#### TASK TO COMPLETE
Collect every line that includes the string "Extrude".

#### SOURCE MATERIAL
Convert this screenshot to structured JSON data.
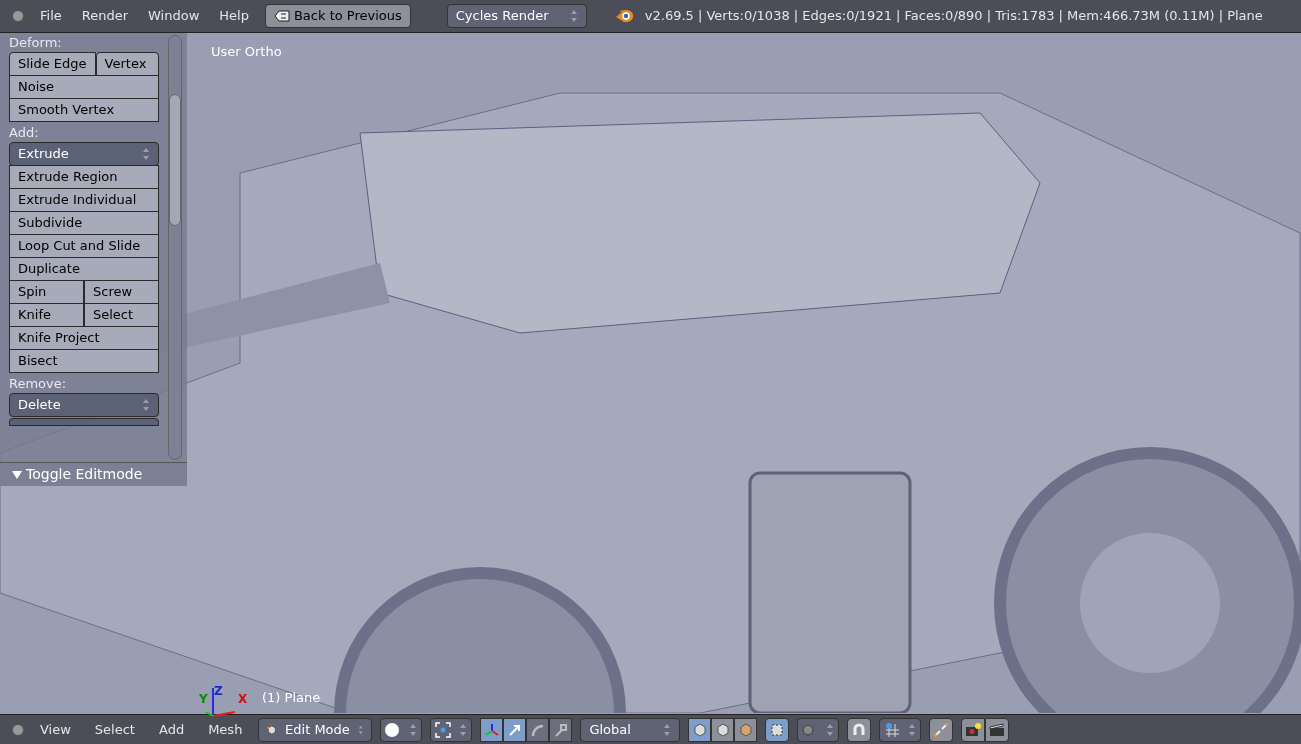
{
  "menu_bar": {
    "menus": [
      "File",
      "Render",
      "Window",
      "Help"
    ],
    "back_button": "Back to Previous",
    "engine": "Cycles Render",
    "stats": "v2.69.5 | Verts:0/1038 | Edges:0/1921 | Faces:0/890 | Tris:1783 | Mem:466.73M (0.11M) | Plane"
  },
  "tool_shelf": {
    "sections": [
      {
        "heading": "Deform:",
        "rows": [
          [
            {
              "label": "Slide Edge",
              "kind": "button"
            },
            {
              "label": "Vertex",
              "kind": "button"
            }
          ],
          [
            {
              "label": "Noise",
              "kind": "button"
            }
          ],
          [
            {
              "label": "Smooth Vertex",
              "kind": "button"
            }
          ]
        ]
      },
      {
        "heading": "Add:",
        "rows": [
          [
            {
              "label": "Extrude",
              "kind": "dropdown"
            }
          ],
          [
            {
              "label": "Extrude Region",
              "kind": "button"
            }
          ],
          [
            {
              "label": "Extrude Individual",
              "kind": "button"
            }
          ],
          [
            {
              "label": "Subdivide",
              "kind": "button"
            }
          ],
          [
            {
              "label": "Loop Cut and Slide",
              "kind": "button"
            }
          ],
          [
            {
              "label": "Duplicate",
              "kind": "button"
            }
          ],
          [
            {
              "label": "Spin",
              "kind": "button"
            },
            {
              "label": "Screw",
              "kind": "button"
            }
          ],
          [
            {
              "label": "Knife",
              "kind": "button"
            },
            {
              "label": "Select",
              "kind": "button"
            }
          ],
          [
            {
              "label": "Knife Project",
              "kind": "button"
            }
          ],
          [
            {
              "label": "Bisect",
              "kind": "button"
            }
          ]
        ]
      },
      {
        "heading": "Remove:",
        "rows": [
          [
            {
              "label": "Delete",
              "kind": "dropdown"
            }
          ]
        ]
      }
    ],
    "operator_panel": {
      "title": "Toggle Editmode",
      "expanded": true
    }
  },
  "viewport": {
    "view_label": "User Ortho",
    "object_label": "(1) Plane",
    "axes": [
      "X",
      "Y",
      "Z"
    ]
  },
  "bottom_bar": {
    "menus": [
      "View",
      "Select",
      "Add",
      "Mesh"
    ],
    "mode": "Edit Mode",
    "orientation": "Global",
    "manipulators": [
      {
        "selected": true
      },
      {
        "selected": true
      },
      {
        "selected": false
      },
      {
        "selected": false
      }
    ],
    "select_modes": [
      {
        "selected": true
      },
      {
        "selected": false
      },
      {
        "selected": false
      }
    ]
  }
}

...

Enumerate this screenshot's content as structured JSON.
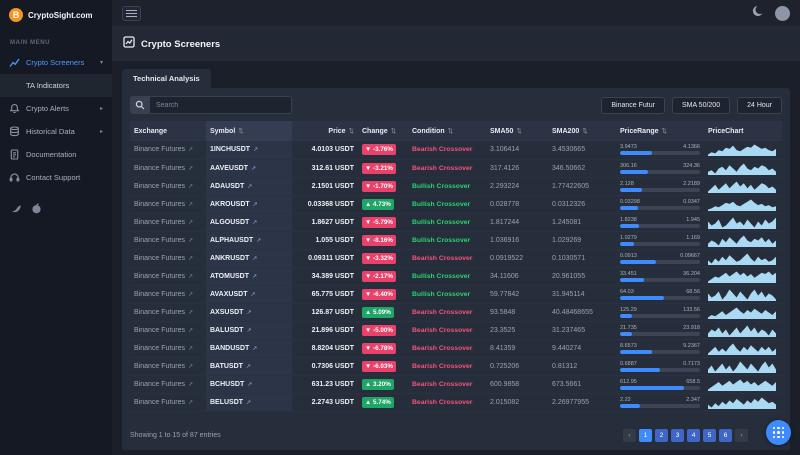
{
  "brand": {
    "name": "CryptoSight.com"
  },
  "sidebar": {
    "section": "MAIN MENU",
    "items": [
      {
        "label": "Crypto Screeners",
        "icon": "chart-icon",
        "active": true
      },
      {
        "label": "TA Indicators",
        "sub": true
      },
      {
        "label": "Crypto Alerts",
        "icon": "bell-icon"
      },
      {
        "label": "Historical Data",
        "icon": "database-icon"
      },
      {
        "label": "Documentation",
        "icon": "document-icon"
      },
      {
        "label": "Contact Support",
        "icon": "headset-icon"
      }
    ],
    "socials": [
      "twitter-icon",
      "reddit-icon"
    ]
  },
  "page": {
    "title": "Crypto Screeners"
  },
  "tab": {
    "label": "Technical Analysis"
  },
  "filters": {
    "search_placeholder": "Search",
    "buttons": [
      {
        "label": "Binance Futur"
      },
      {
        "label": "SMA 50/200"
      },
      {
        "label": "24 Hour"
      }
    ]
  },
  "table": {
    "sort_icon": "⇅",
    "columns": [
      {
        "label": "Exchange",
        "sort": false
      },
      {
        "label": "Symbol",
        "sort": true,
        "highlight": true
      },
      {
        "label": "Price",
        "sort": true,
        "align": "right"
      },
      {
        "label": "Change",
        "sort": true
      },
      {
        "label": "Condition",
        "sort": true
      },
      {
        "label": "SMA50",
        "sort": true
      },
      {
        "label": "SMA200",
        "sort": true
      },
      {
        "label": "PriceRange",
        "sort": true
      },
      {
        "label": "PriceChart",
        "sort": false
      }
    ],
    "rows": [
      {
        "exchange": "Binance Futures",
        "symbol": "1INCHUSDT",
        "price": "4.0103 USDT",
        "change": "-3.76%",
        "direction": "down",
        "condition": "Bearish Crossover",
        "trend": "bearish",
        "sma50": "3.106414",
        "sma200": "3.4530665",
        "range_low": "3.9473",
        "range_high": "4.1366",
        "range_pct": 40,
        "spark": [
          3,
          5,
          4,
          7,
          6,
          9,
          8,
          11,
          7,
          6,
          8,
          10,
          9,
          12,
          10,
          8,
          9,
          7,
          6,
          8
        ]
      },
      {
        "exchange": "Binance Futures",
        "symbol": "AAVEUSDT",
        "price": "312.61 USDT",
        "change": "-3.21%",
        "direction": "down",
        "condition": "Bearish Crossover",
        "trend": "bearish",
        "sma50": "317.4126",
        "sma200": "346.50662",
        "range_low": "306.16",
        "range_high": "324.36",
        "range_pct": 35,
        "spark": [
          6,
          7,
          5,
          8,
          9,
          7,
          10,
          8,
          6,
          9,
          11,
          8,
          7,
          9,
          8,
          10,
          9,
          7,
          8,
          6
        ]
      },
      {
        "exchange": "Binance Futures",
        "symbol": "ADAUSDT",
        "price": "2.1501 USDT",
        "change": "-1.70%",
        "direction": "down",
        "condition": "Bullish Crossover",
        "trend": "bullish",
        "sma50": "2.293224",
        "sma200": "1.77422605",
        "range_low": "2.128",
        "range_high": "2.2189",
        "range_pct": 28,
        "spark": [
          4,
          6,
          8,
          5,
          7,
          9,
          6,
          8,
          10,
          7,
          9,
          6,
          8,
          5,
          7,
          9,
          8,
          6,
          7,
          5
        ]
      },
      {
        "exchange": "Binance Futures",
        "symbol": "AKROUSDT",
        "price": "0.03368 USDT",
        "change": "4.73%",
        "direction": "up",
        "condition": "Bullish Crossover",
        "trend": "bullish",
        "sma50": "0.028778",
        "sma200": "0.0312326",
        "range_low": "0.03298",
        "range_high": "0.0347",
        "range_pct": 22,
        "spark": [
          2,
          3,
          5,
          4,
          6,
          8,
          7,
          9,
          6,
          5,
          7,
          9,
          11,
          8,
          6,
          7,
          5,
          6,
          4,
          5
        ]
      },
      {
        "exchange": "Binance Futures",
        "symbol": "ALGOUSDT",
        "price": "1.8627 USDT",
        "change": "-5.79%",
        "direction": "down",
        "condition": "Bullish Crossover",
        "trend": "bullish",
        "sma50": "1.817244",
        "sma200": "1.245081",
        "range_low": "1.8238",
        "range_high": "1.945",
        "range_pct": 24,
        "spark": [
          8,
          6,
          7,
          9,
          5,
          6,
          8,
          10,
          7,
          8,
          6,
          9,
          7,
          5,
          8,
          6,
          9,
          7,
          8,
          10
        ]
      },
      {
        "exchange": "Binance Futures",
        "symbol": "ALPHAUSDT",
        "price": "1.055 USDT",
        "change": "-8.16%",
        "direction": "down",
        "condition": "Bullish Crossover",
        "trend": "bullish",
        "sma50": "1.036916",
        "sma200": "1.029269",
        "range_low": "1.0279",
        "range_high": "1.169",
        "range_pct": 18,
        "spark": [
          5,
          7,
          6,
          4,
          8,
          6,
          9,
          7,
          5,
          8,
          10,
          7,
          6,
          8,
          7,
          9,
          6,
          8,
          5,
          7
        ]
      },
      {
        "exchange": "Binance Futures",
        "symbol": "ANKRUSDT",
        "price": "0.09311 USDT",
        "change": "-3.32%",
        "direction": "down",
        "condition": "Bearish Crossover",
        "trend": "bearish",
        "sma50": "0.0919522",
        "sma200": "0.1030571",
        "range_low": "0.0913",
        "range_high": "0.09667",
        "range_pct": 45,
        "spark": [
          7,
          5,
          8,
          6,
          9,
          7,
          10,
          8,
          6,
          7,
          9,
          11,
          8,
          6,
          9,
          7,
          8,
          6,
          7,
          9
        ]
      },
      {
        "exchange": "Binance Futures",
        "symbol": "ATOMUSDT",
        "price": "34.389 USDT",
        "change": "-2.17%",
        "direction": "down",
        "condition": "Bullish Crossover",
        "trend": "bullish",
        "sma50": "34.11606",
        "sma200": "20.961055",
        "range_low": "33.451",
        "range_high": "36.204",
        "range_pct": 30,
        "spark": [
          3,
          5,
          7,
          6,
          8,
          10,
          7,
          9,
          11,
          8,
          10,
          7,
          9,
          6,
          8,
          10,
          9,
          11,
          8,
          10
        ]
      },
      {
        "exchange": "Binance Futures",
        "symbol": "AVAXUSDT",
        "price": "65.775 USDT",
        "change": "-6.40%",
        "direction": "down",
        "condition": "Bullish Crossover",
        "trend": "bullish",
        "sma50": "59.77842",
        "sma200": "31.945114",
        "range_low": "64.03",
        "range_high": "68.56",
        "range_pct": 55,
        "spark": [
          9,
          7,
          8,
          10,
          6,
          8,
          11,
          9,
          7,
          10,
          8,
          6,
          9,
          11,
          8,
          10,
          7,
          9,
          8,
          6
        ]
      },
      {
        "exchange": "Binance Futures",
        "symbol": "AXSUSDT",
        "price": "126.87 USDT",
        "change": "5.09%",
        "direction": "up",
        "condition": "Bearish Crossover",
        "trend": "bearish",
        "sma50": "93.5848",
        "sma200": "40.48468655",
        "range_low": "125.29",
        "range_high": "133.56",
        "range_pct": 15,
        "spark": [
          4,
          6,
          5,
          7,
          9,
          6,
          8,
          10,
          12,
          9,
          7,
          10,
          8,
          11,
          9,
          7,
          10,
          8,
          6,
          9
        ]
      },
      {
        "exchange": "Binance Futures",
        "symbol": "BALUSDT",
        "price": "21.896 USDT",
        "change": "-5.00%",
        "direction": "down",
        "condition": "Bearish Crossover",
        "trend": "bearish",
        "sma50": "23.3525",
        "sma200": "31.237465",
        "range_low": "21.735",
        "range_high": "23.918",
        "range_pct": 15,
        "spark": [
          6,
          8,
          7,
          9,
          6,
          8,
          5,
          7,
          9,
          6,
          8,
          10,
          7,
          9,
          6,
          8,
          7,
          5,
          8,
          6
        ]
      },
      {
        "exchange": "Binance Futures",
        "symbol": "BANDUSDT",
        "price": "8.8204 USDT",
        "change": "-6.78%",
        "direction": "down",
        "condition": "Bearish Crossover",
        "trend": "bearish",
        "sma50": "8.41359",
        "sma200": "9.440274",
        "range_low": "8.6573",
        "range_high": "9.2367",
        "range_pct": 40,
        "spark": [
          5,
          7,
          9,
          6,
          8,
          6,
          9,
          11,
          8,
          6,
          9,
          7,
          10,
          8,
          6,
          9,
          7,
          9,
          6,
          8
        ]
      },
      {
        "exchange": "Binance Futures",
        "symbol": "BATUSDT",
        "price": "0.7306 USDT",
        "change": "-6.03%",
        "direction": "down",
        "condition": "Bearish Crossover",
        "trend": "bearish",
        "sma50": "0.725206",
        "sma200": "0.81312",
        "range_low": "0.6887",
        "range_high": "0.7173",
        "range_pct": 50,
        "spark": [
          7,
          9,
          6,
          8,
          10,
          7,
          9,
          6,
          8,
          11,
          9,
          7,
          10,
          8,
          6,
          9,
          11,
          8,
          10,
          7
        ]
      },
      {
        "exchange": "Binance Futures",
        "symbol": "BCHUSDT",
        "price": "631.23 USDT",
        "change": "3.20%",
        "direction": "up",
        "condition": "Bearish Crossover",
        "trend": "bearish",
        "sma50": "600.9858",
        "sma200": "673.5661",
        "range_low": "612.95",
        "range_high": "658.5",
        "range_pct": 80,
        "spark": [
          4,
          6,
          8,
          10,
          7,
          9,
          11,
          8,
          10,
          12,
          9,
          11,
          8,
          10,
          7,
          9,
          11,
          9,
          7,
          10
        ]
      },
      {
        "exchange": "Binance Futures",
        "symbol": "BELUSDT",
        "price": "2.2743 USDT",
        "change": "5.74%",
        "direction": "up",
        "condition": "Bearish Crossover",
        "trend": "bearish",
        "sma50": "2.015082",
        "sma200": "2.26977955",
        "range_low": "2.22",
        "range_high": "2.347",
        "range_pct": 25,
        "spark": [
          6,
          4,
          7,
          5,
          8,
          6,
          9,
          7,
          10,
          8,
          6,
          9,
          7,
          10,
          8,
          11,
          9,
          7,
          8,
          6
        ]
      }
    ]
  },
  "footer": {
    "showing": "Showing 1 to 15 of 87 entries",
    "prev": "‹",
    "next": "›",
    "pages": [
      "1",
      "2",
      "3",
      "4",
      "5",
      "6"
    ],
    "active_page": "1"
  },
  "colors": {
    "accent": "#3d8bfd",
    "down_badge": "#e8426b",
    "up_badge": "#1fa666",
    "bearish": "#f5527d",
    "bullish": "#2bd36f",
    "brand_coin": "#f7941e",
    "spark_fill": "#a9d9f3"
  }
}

--

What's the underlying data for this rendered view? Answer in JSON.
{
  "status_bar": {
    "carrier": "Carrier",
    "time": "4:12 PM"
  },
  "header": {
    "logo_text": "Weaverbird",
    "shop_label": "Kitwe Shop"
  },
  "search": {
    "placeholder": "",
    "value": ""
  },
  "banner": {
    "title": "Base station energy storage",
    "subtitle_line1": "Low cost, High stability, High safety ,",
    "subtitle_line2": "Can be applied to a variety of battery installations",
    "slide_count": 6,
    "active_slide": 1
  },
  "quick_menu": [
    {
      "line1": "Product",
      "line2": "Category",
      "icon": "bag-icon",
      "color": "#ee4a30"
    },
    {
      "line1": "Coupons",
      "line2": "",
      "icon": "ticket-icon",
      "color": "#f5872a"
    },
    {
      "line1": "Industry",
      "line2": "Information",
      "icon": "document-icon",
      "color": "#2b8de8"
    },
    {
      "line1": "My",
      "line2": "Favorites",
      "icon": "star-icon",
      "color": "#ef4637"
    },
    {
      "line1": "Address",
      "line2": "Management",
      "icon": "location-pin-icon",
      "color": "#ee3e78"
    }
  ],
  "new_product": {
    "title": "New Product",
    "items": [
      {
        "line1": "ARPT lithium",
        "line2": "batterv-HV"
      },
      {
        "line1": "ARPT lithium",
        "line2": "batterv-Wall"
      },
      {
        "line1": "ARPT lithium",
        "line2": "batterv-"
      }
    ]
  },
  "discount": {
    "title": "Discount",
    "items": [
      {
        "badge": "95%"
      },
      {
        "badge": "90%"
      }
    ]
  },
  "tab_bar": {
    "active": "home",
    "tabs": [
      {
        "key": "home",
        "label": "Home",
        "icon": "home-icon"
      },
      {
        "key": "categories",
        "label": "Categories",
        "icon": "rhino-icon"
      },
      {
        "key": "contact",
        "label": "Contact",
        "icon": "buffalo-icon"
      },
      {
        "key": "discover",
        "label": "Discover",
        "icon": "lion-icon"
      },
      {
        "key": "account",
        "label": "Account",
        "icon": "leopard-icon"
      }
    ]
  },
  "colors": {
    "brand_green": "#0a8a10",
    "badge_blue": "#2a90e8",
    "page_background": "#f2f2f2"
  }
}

#### ANSWER BELOW
              "label": "Extrude",
              "label": "Extrude Region",
              "label": "Extrude Individual",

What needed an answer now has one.